[Instruction] Can you repeat the records below with every "candle-body" swapped for "candle" and nothing else changed?
* * * * *
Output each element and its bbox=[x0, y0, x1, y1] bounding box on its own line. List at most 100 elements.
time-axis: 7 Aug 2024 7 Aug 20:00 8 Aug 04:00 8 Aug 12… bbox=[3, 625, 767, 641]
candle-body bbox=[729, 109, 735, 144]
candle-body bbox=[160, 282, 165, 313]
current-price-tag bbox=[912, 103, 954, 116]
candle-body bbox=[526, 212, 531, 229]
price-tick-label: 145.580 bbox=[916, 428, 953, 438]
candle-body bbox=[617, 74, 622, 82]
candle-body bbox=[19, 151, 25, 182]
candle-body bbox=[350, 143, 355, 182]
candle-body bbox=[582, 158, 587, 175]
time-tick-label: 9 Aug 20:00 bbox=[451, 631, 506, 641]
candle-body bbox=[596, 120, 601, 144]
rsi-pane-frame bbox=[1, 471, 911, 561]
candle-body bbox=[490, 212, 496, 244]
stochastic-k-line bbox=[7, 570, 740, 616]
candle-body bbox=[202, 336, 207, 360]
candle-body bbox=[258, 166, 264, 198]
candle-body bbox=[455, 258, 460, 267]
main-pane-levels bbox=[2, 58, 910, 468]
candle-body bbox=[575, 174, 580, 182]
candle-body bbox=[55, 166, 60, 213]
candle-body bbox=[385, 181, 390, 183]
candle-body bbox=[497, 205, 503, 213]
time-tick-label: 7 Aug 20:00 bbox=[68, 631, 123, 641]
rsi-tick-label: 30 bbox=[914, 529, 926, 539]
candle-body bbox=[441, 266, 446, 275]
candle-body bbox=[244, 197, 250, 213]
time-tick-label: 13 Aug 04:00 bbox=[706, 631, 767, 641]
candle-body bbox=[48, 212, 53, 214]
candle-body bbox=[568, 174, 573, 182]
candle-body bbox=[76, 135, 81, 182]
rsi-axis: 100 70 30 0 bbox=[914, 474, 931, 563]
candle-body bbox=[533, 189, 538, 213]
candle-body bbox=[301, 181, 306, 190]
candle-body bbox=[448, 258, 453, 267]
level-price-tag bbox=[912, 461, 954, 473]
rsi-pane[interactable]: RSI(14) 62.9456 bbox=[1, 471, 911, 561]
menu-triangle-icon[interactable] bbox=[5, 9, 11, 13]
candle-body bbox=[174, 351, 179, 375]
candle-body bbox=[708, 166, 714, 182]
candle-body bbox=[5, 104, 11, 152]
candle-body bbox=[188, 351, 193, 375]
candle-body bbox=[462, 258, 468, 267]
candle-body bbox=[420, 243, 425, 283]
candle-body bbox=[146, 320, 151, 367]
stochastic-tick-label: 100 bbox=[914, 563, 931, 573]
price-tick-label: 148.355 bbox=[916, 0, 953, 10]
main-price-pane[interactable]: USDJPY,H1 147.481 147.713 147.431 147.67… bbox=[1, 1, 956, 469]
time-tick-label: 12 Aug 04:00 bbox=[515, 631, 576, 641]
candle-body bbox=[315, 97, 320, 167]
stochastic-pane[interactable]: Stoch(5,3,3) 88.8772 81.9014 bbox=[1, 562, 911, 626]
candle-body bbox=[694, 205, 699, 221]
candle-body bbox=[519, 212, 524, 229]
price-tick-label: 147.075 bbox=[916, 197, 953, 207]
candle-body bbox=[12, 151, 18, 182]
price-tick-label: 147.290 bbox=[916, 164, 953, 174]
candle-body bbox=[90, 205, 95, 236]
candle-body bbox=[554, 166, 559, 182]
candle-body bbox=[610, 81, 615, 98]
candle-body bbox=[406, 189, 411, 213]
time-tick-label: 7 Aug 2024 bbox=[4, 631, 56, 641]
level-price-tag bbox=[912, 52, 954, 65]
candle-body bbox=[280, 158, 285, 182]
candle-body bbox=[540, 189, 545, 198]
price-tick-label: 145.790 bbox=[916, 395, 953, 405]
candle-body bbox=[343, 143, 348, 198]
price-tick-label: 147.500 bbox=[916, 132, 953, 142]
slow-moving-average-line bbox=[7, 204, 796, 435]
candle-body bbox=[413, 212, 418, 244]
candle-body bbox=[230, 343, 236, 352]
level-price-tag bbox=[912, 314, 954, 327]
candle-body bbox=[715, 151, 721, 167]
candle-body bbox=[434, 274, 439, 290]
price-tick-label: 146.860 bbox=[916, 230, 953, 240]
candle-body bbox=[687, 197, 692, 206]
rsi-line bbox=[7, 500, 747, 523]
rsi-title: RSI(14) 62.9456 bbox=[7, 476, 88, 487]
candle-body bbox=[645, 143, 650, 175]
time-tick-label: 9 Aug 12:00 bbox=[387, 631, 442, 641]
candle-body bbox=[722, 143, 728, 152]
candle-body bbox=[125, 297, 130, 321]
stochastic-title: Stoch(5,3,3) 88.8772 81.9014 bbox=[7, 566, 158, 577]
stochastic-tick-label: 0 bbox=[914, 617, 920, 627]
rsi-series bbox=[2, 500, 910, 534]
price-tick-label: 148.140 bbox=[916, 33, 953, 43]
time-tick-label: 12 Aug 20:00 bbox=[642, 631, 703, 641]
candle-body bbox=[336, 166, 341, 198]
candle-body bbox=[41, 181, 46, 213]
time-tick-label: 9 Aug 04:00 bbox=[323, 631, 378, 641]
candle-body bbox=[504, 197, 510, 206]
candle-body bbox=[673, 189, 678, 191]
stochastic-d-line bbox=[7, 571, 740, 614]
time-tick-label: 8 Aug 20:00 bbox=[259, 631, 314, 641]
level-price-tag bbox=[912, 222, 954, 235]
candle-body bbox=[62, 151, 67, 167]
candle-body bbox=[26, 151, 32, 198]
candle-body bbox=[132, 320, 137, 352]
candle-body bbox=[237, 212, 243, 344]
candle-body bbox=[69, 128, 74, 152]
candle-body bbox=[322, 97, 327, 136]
* * * * *
[Result for this task]
Output each element and its bbox=[x0, y0, x1, y1] bounding box on its own line. List at most 100 elements.
time-axis: 7 Aug 2024 7 Aug 20:00 8 Aug 04:00 8 Aug 12… bbox=[3, 625, 767, 641]
candle bbox=[729, 109, 735, 144]
candle bbox=[160, 282, 165, 313]
current-price-tag bbox=[912, 103, 954, 116]
candle bbox=[526, 212, 531, 229]
price-tick-label: 145.580 bbox=[916, 428, 953, 438]
candle bbox=[617, 74, 622, 82]
candle bbox=[19, 151, 25, 182]
candle bbox=[350, 143, 355, 182]
candle bbox=[582, 158, 587, 175]
time-tick-label: 9 Aug 20:00 bbox=[451, 631, 506, 641]
candle bbox=[596, 120, 601, 144]
rsi-pane-frame bbox=[1, 471, 911, 561]
candle bbox=[490, 212, 496, 244]
stochastic-k-line bbox=[7, 570, 740, 616]
candle bbox=[202, 336, 207, 360]
candle bbox=[258, 166, 264, 198]
candle bbox=[455, 258, 460, 267]
main-pane-levels bbox=[2, 58, 910, 468]
candle bbox=[575, 174, 580, 182]
candle bbox=[55, 166, 60, 213]
candle bbox=[385, 181, 390, 183]
candle bbox=[497, 205, 503, 213]
time-tick-label: 7 Aug 20:00 bbox=[68, 631, 123, 641]
rsi-tick-label: 30 bbox=[914, 529, 926, 539]
candle bbox=[441, 266, 446, 275]
candle bbox=[244, 197, 250, 213]
time-tick-label: 13 Aug 04:00 bbox=[706, 631, 767, 641]
candle bbox=[48, 212, 53, 214]
candle bbox=[568, 174, 573, 182]
candle bbox=[76, 135, 81, 182]
rsi-axis: 100 70 30 0 bbox=[914, 474, 931, 563]
candle bbox=[533, 189, 538, 213]
candle bbox=[301, 181, 306, 190]
candle bbox=[448, 258, 453, 267]
level-price-tag bbox=[912, 461, 954, 473]
rsi-pane[interactable]: RSI(14) 62.9456 bbox=[1, 471, 911, 561]
menu-triangle-icon[interactable] bbox=[5, 9, 11, 13]
candle bbox=[174, 351, 179, 375]
candle bbox=[708, 166, 714, 182]
candle bbox=[5, 104, 11, 152]
candle bbox=[188, 351, 193, 375]
candle bbox=[462, 258, 468, 267]
candle bbox=[420, 243, 425, 283]
candle bbox=[146, 320, 151, 367]
stochastic-tick-label: 100 bbox=[914, 563, 931, 573]
price-tick-label: 148.355 bbox=[916, 0, 953, 10]
main-price-pane[interactable]: USDJPY,H1 147.481 147.713 147.431 147.67… bbox=[1, 1, 956, 469]
time-tick-label: 12 Aug 04:00 bbox=[515, 631, 576, 641]
candle bbox=[315, 97, 320, 167]
stochastic-pane[interactable]: Stoch(5,3,3) 88.8772 81.9014 bbox=[1, 562, 911, 626]
candle bbox=[694, 205, 699, 221]
candle bbox=[519, 212, 524, 229]
price-tick-label: 147.075 bbox=[916, 197, 953, 207]
candle bbox=[12, 151, 18, 182]
price-tick-label: 147.290 bbox=[916, 164, 953, 174]
candle bbox=[90, 205, 95, 236]
candle bbox=[554, 166, 559, 182]
candle bbox=[610, 81, 615, 98]
candle bbox=[406, 189, 411, 213]
time-tick-label: 7 Aug 2024 bbox=[4, 631, 56, 641]
level-price-tag bbox=[912, 52, 954, 65]
candle bbox=[280, 158, 285, 182]
candle bbox=[540, 189, 545, 198]
price-tick-label: 145.790 bbox=[916, 395, 953, 405]
candle bbox=[343, 143, 348, 198]
price-tick-label: 147.500 bbox=[916, 132, 953, 142]
slow-moving-average-line bbox=[7, 204, 796, 435]
candle bbox=[413, 212, 418, 244]
candle bbox=[230, 343, 236, 352]
level-price-tag bbox=[912, 314, 954, 327]
candle bbox=[715, 151, 721, 167]
candle bbox=[434, 274, 439, 290]
price-tick-label: 146.860 bbox=[916, 230, 953, 240]
candle bbox=[687, 197, 692, 206]
rsi-line bbox=[7, 500, 747, 523]
rsi-title: RSI(14) 62.9456 bbox=[7, 476, 88, 487]
candle bbox=[645, 143, 650, 175]
time-tick-label: 9 Aug 12:00 bbox=[387, 631, 442, 641]
candle bbox=[722, 143, 728, 152]
candle bbox=[125, 297, 130, 321]
stochastic-title: Stoch(5,3,3) 88.8772 81.9014 bbox=[7, 566, 158, 577]
stochastic-tick-label: 0 bbox=[914, 617, 920, 627]
rsi-series bbox=[2, 500, 910, 534]
price-tick-label: 148.140 bbox=[916, 33, 953, 43]
time-tick-label: 12 Aug 20:00 bbox=[642, 631, 703, 641]
candle bbox=[336, 166, 341, 198]
candle bbox=[41, 181, 46, 213]
time-tick-label: 9 Aug 04:00 bbox=[323, 631, 378, 641]
candle bbox=[504, 197, 510, 206]
candle bbox=[673, 189, 678, 191]
stochastic-d-line bbox=[7, 571, 740, 614]
time-tick-label: 8 Aug 20:00 bbox=[259, 631, 314, 641]
level-price-tag bbox=[912, 222, 954, 235]
candle bbox=[62, 151, 67, 167]
candle bbox=[26, 151, 32, 198]
candle bbox=[132, 320, 137, 352]
candle bbox=[237, 212, 243, 344]
candle bbox=[69, 128, 74, 152]
candle bbox=[322, 97, 327, 136]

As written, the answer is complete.